> TASK PROMPT: Find each line with the word "Empresa" and copy it.

═══

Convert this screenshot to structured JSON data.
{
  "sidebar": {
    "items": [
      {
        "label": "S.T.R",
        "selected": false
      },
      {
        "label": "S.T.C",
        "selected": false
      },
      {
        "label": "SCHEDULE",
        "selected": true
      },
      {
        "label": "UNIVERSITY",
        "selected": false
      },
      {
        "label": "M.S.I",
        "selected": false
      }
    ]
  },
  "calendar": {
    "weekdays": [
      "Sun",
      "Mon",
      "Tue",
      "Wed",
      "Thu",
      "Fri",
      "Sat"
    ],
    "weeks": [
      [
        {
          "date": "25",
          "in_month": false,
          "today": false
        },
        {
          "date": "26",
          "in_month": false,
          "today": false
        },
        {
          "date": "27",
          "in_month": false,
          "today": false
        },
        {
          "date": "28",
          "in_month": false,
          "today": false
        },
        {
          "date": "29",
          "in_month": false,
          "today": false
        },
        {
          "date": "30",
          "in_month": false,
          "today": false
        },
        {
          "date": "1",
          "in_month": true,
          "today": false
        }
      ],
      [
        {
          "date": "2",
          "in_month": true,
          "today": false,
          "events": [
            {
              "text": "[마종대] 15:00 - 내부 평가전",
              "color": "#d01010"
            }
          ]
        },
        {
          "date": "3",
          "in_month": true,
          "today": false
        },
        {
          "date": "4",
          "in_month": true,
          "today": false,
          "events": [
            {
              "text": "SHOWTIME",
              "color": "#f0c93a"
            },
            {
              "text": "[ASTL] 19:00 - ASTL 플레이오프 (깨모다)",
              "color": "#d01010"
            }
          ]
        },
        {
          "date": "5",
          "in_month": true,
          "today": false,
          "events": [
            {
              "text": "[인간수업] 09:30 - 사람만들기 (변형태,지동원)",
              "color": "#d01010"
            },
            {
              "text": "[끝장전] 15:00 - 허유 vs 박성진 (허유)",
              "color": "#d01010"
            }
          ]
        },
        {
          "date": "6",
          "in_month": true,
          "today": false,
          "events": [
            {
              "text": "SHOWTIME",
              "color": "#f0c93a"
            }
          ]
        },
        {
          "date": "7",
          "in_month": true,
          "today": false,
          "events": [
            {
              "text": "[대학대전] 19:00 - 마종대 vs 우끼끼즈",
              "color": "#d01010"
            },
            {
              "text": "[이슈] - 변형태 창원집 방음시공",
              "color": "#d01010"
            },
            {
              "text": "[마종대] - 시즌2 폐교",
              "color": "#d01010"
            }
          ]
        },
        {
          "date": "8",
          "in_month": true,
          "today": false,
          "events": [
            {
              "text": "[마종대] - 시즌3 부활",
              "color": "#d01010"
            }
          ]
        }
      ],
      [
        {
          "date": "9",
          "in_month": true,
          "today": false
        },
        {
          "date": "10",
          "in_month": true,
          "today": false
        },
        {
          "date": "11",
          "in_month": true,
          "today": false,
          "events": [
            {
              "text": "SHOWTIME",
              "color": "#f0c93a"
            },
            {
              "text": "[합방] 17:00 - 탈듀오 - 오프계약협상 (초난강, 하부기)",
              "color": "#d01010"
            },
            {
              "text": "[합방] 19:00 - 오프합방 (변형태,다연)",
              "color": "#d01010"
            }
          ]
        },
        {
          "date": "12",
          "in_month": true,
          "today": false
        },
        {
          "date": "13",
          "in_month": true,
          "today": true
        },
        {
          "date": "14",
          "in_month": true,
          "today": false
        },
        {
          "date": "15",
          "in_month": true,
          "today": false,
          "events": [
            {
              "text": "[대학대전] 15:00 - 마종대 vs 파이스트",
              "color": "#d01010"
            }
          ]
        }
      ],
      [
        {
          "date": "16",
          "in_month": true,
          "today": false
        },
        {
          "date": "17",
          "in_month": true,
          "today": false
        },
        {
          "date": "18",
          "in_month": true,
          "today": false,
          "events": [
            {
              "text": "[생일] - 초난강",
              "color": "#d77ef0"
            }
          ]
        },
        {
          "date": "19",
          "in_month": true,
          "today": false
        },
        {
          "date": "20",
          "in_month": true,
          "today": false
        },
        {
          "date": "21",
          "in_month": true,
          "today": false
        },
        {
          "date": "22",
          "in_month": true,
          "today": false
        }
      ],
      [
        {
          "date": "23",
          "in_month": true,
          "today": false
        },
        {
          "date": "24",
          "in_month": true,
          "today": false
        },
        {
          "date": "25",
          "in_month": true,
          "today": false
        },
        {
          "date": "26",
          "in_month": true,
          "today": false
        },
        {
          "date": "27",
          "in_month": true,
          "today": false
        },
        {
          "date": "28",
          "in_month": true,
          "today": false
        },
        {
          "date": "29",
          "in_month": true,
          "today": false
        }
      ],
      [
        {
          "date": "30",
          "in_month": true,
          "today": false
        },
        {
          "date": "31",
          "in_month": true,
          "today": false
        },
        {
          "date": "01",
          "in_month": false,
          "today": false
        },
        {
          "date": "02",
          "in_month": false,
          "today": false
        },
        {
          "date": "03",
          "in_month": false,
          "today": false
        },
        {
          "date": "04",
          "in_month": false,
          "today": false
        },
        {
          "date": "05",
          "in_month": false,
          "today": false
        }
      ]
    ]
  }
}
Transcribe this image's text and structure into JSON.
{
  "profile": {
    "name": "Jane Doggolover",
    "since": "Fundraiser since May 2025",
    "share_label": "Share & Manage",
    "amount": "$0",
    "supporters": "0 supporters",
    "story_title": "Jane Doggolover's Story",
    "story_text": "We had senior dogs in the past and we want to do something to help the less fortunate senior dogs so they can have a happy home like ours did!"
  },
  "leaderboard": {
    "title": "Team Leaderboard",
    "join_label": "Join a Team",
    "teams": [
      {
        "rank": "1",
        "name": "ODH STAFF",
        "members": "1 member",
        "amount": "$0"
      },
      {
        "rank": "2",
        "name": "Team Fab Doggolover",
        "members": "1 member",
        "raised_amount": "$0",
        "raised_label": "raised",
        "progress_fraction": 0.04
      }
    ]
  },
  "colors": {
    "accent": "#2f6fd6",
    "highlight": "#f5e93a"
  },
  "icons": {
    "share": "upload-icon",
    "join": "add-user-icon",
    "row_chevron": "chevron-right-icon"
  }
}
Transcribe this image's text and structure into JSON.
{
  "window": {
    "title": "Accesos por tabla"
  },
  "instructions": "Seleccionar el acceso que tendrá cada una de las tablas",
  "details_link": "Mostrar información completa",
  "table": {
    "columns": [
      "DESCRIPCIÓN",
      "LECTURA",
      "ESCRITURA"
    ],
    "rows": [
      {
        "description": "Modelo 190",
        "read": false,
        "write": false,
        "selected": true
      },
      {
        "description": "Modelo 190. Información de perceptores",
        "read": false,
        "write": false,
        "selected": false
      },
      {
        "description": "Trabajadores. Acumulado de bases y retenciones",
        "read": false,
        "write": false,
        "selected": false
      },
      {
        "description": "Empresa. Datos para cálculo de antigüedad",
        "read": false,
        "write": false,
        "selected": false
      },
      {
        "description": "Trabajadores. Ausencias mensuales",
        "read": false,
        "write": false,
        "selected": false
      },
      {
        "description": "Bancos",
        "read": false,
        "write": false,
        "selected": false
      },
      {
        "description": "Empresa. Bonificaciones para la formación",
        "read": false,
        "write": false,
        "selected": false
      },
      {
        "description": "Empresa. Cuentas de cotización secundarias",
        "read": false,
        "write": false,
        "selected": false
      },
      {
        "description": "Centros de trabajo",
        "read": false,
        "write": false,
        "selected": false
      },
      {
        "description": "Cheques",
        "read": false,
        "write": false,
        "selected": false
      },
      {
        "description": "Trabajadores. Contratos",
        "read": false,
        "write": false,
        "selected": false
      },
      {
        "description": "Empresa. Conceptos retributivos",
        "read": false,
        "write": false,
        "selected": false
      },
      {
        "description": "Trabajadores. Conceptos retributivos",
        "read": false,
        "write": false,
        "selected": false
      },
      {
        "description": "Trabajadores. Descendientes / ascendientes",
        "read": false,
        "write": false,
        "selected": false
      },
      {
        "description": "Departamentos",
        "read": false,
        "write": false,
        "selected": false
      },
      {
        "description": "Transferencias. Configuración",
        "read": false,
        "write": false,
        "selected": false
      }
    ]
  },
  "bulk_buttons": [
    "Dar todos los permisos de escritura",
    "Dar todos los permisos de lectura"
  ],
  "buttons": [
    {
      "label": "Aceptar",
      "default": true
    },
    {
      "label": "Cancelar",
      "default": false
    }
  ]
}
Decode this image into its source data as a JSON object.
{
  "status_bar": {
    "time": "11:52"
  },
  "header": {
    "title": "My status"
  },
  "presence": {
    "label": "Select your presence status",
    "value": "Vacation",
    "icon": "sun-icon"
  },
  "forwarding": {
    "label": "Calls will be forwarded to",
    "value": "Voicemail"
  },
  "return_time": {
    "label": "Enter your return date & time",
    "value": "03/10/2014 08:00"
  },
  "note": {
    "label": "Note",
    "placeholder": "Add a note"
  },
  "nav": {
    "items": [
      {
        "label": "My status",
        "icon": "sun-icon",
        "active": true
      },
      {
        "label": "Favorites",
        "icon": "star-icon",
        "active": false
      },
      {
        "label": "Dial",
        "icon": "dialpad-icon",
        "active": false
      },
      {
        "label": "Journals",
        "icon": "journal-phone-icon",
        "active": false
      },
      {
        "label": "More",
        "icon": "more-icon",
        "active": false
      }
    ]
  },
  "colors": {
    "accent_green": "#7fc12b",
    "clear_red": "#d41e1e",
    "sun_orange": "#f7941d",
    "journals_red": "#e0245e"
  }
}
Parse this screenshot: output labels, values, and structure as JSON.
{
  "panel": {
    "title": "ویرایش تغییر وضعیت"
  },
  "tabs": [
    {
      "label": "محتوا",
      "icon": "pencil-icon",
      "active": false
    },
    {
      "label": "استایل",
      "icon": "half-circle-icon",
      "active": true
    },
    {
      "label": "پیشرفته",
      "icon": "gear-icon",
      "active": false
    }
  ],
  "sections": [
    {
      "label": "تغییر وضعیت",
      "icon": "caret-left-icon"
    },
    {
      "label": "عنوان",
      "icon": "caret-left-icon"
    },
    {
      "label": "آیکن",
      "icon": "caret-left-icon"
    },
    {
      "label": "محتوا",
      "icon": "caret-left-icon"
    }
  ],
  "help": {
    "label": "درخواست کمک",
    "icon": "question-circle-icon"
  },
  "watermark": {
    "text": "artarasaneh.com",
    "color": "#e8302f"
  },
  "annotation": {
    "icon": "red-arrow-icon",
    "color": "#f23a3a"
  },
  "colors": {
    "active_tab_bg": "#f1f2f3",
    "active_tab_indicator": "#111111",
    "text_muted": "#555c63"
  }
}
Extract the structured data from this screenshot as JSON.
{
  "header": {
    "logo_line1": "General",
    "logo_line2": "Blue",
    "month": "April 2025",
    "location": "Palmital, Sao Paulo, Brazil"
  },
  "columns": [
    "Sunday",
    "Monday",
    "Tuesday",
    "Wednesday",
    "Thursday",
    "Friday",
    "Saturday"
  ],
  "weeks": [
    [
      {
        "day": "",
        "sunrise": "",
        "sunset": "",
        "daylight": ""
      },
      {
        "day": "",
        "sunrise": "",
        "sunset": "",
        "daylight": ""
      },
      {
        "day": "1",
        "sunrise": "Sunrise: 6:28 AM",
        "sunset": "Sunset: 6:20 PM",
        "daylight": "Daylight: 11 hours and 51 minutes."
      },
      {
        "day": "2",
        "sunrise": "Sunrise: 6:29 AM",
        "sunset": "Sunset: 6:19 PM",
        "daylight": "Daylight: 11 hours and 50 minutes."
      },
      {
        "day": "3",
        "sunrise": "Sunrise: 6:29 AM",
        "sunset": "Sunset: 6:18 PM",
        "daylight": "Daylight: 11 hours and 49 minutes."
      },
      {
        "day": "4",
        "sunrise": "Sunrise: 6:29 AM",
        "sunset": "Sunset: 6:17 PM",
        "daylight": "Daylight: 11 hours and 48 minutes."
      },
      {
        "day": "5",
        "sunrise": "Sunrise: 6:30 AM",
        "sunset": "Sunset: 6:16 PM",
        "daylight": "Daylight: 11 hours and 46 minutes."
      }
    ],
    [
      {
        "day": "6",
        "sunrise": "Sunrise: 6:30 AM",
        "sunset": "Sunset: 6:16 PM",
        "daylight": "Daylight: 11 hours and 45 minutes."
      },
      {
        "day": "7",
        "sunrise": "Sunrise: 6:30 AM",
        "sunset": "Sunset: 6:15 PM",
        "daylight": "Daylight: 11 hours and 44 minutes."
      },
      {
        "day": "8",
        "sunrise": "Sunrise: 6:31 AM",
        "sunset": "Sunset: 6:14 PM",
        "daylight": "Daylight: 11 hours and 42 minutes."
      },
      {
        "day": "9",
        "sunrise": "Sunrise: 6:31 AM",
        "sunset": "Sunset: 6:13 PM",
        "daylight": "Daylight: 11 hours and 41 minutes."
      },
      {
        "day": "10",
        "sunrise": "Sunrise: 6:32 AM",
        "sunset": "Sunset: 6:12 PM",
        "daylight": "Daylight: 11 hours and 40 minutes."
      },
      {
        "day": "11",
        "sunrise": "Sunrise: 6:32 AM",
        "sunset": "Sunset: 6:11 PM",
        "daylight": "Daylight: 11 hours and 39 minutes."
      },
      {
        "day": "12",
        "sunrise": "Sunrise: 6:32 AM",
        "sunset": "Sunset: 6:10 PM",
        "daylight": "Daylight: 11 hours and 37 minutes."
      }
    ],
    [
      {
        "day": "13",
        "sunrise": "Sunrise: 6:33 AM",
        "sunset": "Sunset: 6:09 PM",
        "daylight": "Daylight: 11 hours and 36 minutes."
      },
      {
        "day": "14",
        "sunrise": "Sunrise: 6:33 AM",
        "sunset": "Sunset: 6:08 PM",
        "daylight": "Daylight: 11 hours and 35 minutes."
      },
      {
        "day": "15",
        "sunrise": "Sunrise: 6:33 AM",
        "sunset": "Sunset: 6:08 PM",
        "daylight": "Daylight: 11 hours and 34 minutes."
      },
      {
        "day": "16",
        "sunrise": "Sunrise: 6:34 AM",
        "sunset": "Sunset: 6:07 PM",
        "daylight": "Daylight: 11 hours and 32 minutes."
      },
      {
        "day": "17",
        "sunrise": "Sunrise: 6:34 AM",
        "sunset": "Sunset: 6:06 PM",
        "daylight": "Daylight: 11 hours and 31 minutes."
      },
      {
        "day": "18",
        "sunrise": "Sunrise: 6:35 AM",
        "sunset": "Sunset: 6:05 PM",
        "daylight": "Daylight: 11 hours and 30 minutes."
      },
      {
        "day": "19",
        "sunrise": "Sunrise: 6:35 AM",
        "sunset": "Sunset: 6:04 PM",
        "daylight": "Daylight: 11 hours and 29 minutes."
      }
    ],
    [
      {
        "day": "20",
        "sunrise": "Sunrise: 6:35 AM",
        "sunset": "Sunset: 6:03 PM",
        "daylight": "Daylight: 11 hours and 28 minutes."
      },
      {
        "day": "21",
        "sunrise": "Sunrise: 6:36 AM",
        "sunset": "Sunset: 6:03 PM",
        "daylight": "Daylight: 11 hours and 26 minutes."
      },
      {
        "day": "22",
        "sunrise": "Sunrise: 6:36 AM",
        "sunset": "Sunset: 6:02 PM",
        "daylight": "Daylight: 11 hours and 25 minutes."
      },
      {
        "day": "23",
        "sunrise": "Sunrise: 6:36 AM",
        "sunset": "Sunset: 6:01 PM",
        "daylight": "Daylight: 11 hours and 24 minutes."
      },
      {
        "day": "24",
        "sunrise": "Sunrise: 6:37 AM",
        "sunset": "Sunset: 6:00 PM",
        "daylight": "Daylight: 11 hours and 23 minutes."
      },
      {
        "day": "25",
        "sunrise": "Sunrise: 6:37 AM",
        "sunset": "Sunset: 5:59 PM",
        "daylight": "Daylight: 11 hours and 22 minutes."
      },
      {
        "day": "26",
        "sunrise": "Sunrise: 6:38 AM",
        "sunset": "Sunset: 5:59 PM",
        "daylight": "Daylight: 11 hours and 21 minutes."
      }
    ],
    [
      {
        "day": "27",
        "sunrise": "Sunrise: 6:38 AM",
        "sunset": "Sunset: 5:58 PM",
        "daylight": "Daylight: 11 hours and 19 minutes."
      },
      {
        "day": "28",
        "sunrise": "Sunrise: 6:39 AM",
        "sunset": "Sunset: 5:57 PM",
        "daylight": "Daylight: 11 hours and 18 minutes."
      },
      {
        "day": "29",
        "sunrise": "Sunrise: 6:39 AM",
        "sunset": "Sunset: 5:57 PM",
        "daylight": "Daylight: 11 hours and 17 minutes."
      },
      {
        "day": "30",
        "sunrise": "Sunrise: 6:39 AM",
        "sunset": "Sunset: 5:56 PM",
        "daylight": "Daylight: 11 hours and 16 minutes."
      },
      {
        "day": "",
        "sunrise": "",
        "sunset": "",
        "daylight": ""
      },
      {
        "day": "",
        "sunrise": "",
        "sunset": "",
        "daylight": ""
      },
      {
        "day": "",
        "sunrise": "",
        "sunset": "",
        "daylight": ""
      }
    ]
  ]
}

═══

> ANSWER TO THE EXERCISE:
        "description": "Empresa. Datos para cálculo de antigüedad",
        "description": "Empresa. Bonificaciones para la formación",
        "description": "Empresa. Cuentas de cotización secundarias",
        "description": "Empresa. Conceptos retributivos",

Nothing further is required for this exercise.